— Start DATASET EXTRACT —

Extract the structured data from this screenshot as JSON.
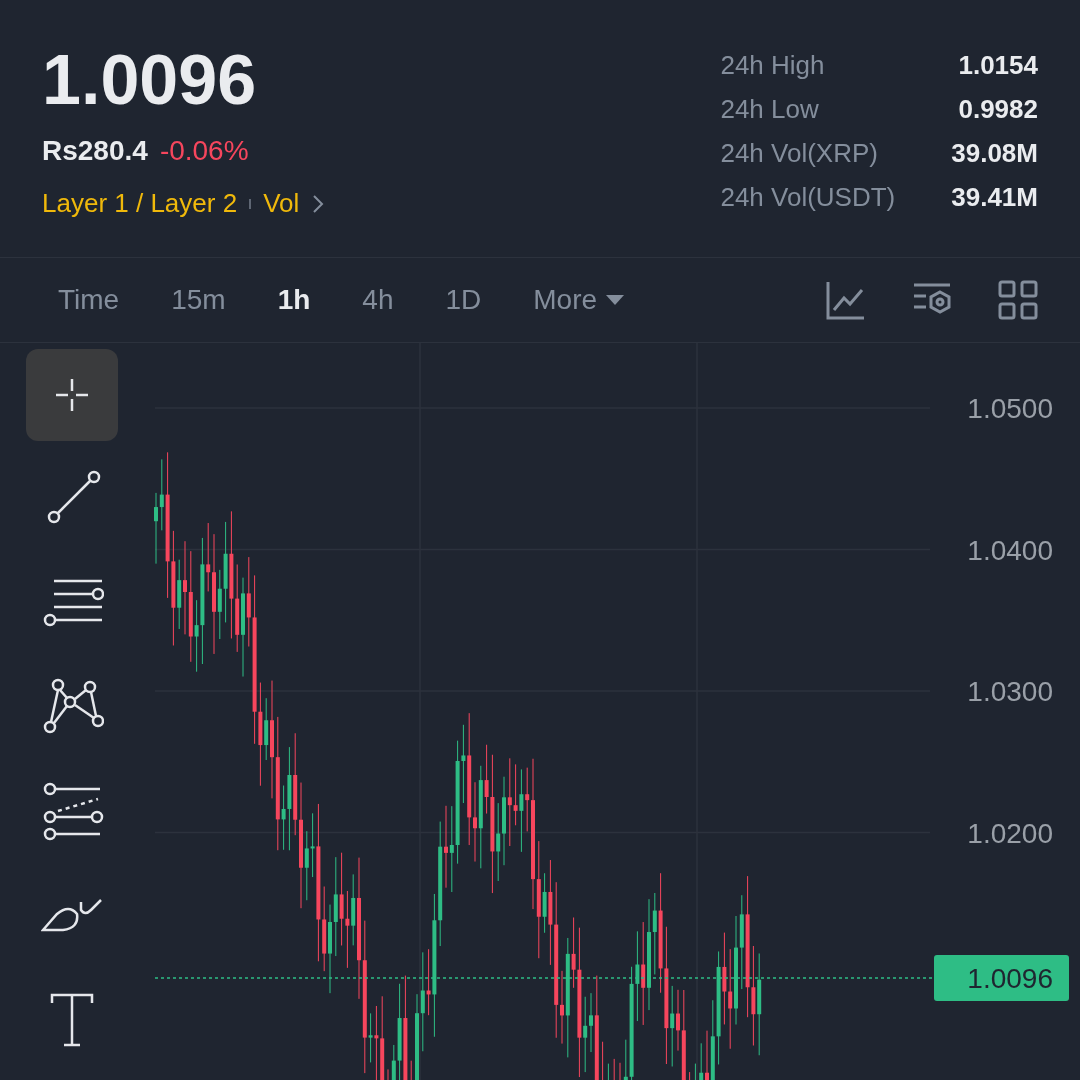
{
  "ticker": {
    "price": "1.0096",
    "fiat_price": "Rs280.4",
    "change": "-0.06%",
    "tags": [
      "Layer 1 / Layer 2",
      "Vol"
    ]
  },
  "stats": [
    {
      "label": "24h High",
      "value": "1.0154"
    },
    {
      "label": "24h Low",
      "value": "0.9982"
    },
    {
      "label": "24h Vol(XRP)",
      "value": "39.08M"
    },
    {
      "label": "24h Vol(USDT)",
      "value": "39.41M"
    }
  ],
  "intervals": [
    {
      "label": "Time",
      "selected": false
    },
    {
      "label": "15m",
      "selected": false
    },
    {
      "label": "1h",
      "selected": true
    },
    {
      "label": "4h",
      "selected": false
    },
    {
      "label": "1D",
      "selected": false
    },
    {
      "label": "More",
      "selected": false
    }
  ],
  "tools": [
    {
      "kind": "crosshair",
      "selected": true
    },
    {
      "kind": "trendline",
      "selected": false
    },
    {
      "kind": "hlines",
      "selected": false
    },
    {
      "kind": "pattern",
      "selected": false
    },
    {
      "kind": "fib",
      "selected": false
    },
    {
      "kind": "brush",
      "selected": false
    },
    {
      "kind": "text",
      "selected": false
    }
  ],
  "chart": {
    "y_labels": [
      "1.0500",
      "1.0400",
      "1.0300",
      "1.0200"
    ],
    "last_price": "1.0096"
  }
}
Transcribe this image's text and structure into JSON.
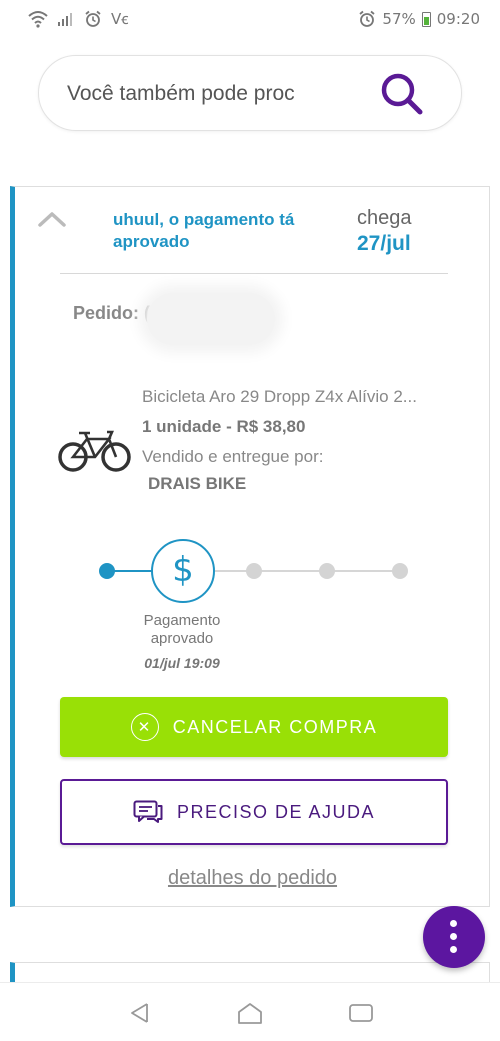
{
  "status_bar": {
    "carrier_text": "Vꞓ",
    "battery_percent": "57%",
    "time": "09:20",
    "icons": [
      "wifi-icon",
      "signal-icon",
      "alarm-icon",
      "alarm-icon",
      "battery-icon"
    ]
  },
  "search": {
    "placeholder": "Você também pode proc",
    "icon": "search-icon",
    "accent_color": "#5a1a95"
  },
  "order_card": {
    "accent_color": "#1f94c4",
    "status_title": "uhuul, o pagamento tá aprovado",
    "arrival_label": "chega",
    "arrival_date": "27/jul",
    "order_label": "Pedido: (",
    "product": {
      "name": "Bicicleta Aro 29 Dropp Z4x Alívio 2...",
      "quantity_price": "1 unidade - R$ 38,80",
      "seller_label": "Vendido e entregue por:",
      "seller_name": "DRAIS BIKE",
      "image": "bicycle-image"
    },
    "progress": {
      "current_step": 1,
      "total_steps": 5,
      "step_icon": "$",
      "step_label": "Pagamento aprovado",
      "step_date": "01/jul 19:09"
    },
    "cancel_button": {
      "label": "CANCELAR COMPRA",
      "icon": "cancel-icon",
      "color": "#99e006"
    },
    "help_button": {
      "label": "PRECISO DE AJUDA",
      "icon": "chat-icon",
      "color": "#5a1a95"
    },
    "details_link": "detalhes do pedido"
  },
  "fab": {
    "icon": "more-vertical-icon",
    "color": "#5c16a0"
  },
  "nav_bar": {
    "buttons": [
      "back-icon",
      "home-icon",
      "recents-icon"
    ]
  }
}
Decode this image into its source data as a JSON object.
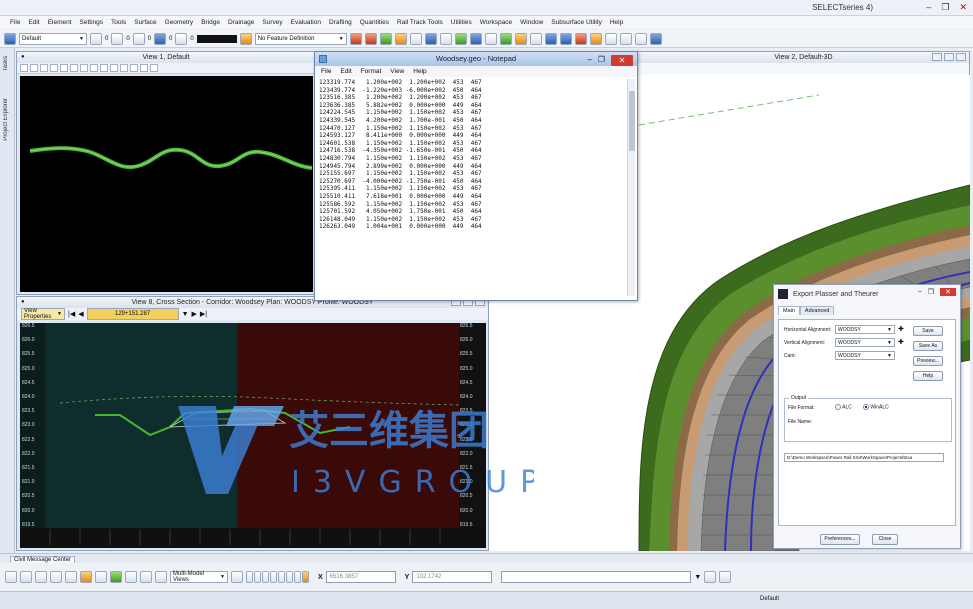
{
  "app": {
    "title": "SELECTseries 4)"
  },
  "menu": [
    "File",
    "Edit",
    "Element",
    "Settings",
    "Tools",
    "Surface",
    "Geometry",
    "Bridge",
    "Drainage",
    "Survey",
    "Evaluation",
    "Drafting",
    "Quantities",
    "Rail Track Tools",
    "Utilities",
    "Workspace",
    "Window",
    "Subsurface Utility",
    "Help"
  ],
  "toolbar": {
    "level_combo": "Default",
    "num1": "0",
    "num2": "0",
    "num3": "0",
    "num4": "0",
    "num5": "0",
    "feature_def": "No Feature Definition"
  },
  "left_strip": {
    "tasks": "Tasks",
    "explorer": "Project Explorer"
  },
  "view1": {
    "title": "View 1, Default"
  },
  "view2": {
    "title": "View 2, Default-3D"
  },
  "view8": {
    "title": "View 8, Cross Section - Corridor: Woodsey Plan: WOODSY Profile: WOODSY",
    "view_properties": "View Properties",
    "station": "129+151.287",
    "left_axis": [
      "826.5",
      "826.0",
      "825.5",
      "825.0",
      "824.5",
      "824.0",
      "823.5",
      "823.0",
      "822.5",
      "822.0",
      "821.5",
      "821.0",
      "820.5",
      "820.0",
      "819.5"
    ],
    "right_axis": [
      "826.5",
      "826.0",
      "825.5",
      "825.0",
      "824.5",
      "824.0",
      "823.5",
      "823.0",
      "822.5",
      "822.0",
      "821.5",
      "821.0",
      "820.5",
      "820.0",
      "819.5"
    ]
  },
  "notepad": {
    "title": "Woodsey.geo - Notepad",
    "menu": [
      "File",
      "Edit",
      "Format",
      "View",
      "Help"
    ],
    "lines": [
      "123319.774   1.200e+002  1.200e+002  453  467",
      "123439.774  -1.220e+003 -6.000e+002  450  464",
      "123516.385   1.200e+002  1.200e+002  453  467",
      "123636.385   5.882e+002  0.000e+000  449  464",
      "124224.545   1.150e+002  1.150e+002  453  467",
      "124339.545   4.200e+002  1.700e-001  450  464",
      "124470.127   1.150e+002  1.150e+002  453  467",
      "124593.127   8.411e+000  0.000e+000  449  464",
      "124601.538   1.150e+002  1.150e+002  453  467",
      "124716.538  -4.350e+002 -1.650e-001  450  464",
      "124830.794   1.150e+002  1.150e+002  453  467",
      "124945.794   2.899e+002  0.000e+000  449  464",
      "125155.697   1.150e+002  1.150e+002  453  467",
      "125270.697  -4.000e+002 -1.750e-001  450  464",
      "125395.411   1.150e+002  1.150e+002  453  467",
      "125510.411   7.618e+001  0.000e+000  449  464",
      "125586.592   1.150e+002  1.150e+002  453  467",
      "125701.592   4.050e+002  1.750e-001  450  464",
      "126148.049   1.150e+002  1.150e+002  453  467",
      "126263.049   1.004e+001  0.000e+000  449  464"
    ]
  },
  "dialog": {
    "title": "Export Plasser and Theurer",
    "tabs": [
      "Main",
      "Advanced"
    ],
    "horizontal_label": "Horizontal Alignment:",
    "horizontal_value": "WOODSY",
    "vertical_label": "Vertical Alignment:",
    "vertical_value": "WOODSY",
    "cant_label": "Cant:",
    "cant_value": "WOODSY",
    "save": "Save",
    "save_as": "Save As",
    "preview": "Preview...",
    "help": "Help",
    "output_label": "Output",
    "file_format_label": "File Format:",
    "opt_alc": "ALC",
    "opt_winalc": "WinALC",
    "file_name_label": "File Name:",
    "file_name_value": "D:\\Demo Workspace\\Power Rail SS4\\WorkSpace\\Projects\\Exa",
    "preferences": "Preferences...",
    "close": "Close"
  },
  "message_center": "Civil Message Center",
  "bottom": {
    "multi_model": "Multi-Model Views",
    "x_label": "X",
    "x_value": "6516.3857",
    "y_label": "Y",
    "y_value": "102.1742"
  },
  "status": {
    "default": "Default"
  },
  "watermark": {
    "cn": "艾三维集团",
    "en": "I3VGROUP"
  }
}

— End DATASET EXTRACT —

### WHAT THIS TASK INVOLVES:
Write out every line of the listing that holds the word "WOODSY".

### THE SOLUTION:
    "title": "View 8, Cross Section - Corridor: Woodsey Plan: WOODSY Profile: WOODSY",
    "horizontal_value": "WOODSY",
    "vertical_value": "WOODSY",
    "cant_value": "WOODSY",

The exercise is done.